EXTRACT >>
☆ ☆ ☆ ☆

SECURITIES AND EXCHANGE COMMISSION

Washington, D.C. 20549

 

FORM 8-K

 

CURRENT REPORT

PURSUANT TO SECTION 13 OR 15(d) OF

THE SECURITIES EXCHANGE ACT OF 1934

 

Date of Report (Date of earliest event reported): March 1, 2023

 

DATA STORAGE CORPORATION

(Exact name of registrant as specified in its charter)

 

(Former Name of Registrant)

 

Nevada   001-35384   98-0530147
(State or Other Jurisdiction of Incorporation)   (Commission File Number)   (IRS Employer Identification Number)

 

48 South Service Road

Melville, New York 11747

(Address of principal executive offices) (zip code)

 

212-564-4922

(Registrant’s telephone number, including area code)

 

Check the appropriate box below if the Form 8-K filing is intended to simultaneously satisfy the filing obligation of the registrant under any of the following provisions (see General Instruction A.2. below):

 

Written communications pursuant to Rule 425 under the Securities Act (17 CFR 230.425)

 

Soliciting material pursuant to Rule 14a-12 under the Exchange Act (17 CFR 240.14a-12)

 

Pre-commencement communications pursuant to Rule 14d-2(b) under the Exchange Act (17 CFR 240.14d-2(b))

☆ ☆ ☆ ☆

DATA ENTRIES >>
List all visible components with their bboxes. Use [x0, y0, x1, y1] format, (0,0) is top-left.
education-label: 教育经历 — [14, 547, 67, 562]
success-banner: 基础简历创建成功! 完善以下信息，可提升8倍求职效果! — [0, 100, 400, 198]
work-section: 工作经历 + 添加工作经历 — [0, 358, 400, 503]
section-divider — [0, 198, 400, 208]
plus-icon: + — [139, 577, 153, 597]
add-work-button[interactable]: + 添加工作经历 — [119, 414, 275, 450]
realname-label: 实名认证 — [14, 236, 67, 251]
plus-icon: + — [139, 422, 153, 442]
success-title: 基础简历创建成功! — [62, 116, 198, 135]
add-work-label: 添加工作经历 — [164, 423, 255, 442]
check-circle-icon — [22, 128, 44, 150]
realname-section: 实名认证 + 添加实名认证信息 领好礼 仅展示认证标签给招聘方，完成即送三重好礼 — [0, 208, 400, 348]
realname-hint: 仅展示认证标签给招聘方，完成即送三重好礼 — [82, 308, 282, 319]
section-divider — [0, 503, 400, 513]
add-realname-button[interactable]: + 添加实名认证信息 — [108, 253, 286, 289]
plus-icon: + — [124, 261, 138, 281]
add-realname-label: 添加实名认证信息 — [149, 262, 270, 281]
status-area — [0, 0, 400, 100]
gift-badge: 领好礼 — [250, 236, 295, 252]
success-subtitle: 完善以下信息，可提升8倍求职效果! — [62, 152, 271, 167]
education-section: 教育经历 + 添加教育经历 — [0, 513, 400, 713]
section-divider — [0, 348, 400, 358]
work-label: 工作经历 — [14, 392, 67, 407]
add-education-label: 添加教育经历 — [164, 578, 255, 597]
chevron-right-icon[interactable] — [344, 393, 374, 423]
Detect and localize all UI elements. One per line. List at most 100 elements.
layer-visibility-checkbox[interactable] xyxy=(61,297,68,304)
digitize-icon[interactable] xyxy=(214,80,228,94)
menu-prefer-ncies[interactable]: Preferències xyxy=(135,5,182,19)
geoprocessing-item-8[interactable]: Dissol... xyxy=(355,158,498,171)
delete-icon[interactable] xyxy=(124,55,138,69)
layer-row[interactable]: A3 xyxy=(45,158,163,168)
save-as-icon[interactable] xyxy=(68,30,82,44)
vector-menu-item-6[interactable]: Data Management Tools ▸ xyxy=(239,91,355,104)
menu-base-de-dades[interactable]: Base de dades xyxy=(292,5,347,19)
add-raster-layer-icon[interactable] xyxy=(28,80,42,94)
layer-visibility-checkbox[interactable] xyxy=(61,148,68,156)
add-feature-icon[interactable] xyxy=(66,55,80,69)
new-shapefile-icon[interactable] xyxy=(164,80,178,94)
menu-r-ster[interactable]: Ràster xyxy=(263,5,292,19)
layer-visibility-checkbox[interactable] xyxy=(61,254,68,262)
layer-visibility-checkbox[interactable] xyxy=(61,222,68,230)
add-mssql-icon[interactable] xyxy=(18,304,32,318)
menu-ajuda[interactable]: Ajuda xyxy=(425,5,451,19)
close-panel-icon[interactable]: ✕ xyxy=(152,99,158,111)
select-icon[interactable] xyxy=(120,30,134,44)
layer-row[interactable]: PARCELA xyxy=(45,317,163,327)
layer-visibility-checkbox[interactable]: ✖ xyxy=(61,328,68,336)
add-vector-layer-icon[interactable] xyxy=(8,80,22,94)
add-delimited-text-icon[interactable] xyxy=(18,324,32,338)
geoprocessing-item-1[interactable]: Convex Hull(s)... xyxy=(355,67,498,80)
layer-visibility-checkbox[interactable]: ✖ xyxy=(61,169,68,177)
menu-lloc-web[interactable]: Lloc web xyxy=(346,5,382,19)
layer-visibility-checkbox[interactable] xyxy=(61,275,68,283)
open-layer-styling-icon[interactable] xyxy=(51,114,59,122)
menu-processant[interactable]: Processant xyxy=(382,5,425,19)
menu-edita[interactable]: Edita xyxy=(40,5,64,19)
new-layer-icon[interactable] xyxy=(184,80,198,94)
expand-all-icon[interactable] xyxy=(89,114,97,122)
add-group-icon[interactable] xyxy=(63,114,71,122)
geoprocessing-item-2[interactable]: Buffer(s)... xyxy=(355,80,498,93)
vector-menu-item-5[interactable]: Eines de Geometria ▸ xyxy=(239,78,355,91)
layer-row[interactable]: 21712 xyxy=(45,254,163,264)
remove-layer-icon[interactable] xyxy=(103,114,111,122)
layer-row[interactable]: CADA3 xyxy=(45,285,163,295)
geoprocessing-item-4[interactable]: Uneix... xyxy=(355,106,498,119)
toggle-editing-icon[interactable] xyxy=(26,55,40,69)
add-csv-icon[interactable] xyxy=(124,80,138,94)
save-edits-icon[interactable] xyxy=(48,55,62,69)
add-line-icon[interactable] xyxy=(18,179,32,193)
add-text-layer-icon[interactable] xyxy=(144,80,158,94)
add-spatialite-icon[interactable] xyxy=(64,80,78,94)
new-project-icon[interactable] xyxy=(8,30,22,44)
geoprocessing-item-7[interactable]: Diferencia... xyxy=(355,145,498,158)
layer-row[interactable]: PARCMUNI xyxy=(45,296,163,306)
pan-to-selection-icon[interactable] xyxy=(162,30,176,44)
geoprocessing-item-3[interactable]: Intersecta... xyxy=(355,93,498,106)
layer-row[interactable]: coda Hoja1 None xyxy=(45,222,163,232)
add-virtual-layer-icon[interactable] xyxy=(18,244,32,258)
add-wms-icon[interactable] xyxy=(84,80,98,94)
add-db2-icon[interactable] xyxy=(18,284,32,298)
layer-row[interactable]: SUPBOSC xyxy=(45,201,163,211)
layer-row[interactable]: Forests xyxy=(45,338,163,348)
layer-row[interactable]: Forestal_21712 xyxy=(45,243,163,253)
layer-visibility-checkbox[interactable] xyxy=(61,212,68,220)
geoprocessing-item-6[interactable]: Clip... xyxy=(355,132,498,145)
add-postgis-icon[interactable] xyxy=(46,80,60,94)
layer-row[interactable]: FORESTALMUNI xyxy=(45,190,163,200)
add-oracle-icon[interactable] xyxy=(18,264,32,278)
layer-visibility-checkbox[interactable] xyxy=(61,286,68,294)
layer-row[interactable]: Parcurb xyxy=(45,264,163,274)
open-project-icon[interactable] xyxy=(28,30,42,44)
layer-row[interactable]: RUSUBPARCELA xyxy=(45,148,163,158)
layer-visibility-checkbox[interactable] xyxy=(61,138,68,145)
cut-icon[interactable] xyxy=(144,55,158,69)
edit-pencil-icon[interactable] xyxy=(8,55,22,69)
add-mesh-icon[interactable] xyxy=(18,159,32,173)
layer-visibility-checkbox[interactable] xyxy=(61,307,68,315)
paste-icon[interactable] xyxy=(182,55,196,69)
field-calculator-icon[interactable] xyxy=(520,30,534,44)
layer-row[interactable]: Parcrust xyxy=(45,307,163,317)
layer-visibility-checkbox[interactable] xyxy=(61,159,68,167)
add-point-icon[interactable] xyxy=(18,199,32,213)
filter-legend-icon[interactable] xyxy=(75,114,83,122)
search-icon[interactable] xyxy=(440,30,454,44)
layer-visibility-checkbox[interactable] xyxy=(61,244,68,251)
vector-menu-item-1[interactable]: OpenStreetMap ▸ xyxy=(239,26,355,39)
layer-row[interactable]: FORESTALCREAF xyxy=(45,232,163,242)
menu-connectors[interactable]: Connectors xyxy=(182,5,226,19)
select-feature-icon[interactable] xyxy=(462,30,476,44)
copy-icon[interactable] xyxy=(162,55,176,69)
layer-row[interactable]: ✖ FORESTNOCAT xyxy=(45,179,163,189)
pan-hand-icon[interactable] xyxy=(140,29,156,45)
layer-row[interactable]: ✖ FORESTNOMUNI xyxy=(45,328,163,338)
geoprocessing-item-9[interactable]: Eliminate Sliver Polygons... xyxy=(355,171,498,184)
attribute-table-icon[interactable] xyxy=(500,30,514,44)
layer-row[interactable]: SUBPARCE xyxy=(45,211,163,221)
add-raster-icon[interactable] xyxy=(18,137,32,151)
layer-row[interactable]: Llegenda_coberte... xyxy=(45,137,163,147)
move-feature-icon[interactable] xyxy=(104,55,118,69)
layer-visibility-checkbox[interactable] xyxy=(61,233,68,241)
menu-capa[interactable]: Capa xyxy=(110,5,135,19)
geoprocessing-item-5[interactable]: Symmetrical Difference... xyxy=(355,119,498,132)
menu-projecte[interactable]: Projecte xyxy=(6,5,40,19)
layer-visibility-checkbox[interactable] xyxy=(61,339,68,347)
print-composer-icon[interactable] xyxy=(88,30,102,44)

☆ ☆ ☆ ☆

REQUIRED TASKS >>
a - From the Form 8-K filing, extract the passage starting at "(Registrant’s telephone number, including" and ending at "(17 CFR 240.14a-12)".
b - Extend the Data Storage Corporation Form 8-K filing past its final line.

PER-TASK OUTPUTS >>
a -
(Registrant’s telephone number, including area code)

 

Check the appropriate box below if the Form 8-K filing is intended to simultaneously satisfy the filing obligation of the registrant under any of the following provisions (see General Instruction A.2. below):

 

Written communications pursuant to Rule 425 under the Securities Act (17 CFR 230.425)

 

Soliciting material pursuant to Rule 14a-12 under the Exchange Act (17 CFR 240.14a-12)

b -
 

Pre-commencement communications pursuant to Rule 13e-4I under the Exchange Act (17 CFR 240.13I(c))

 

Securities registered pursuant to Section 12(b) of the Act:

 

Title of each class   Trading Symbol(s)   Name of each exchange on which
registered
Common Stock, par value $0.001 per share   DTST   The Nasdaq Capital Market
Warrants to purchase shares of Common Stock, par value $0.001 per share   DTSTW   The Nasdaq Capital Market

  

Indicate by check mark whether the registrant is an emerging growth company as defined in Rule 405 of the Securities Act of 1933 (§230.405 of this chapter) or Rule 12b-2 of the Securities Exchange Act of 1934 (§240.12b-2 of this chapter).

 

Emerging growth company

 

If an emerging growth company, indicate by check mark if the registrant has elected not to use the extended transition period for complying with any new or revised financial accounting standards provided pursuant to Section 13(a) of the Exchange Act. ☐

 

 

 

Item 5.02 Departure of Directors or Certain Officers; Election of Directors; Appointment of Certain Officers; Compensatory Arrangements of Certain Officers.

 

On March 1, 2023, the Board of Directors (the “Board”) of Data Storage Corporation (the “Company”) approved the following changes to the Company’s executive compensation arrangements, in accordance with the recommendations of the Board’s Compensation Committee, with respect to (i) base salary and bonus amounts for Charles M. Piluso, Chief Executive Officer, Chris Panagiotakos, Chief Financial Officer, Harold Schwartz, President, and Thomas Kempster, Executive Vice President (the “Executives”); and (ii) long term equity incentives in the form of Restricted Stock Units and Stock Options for the Executives.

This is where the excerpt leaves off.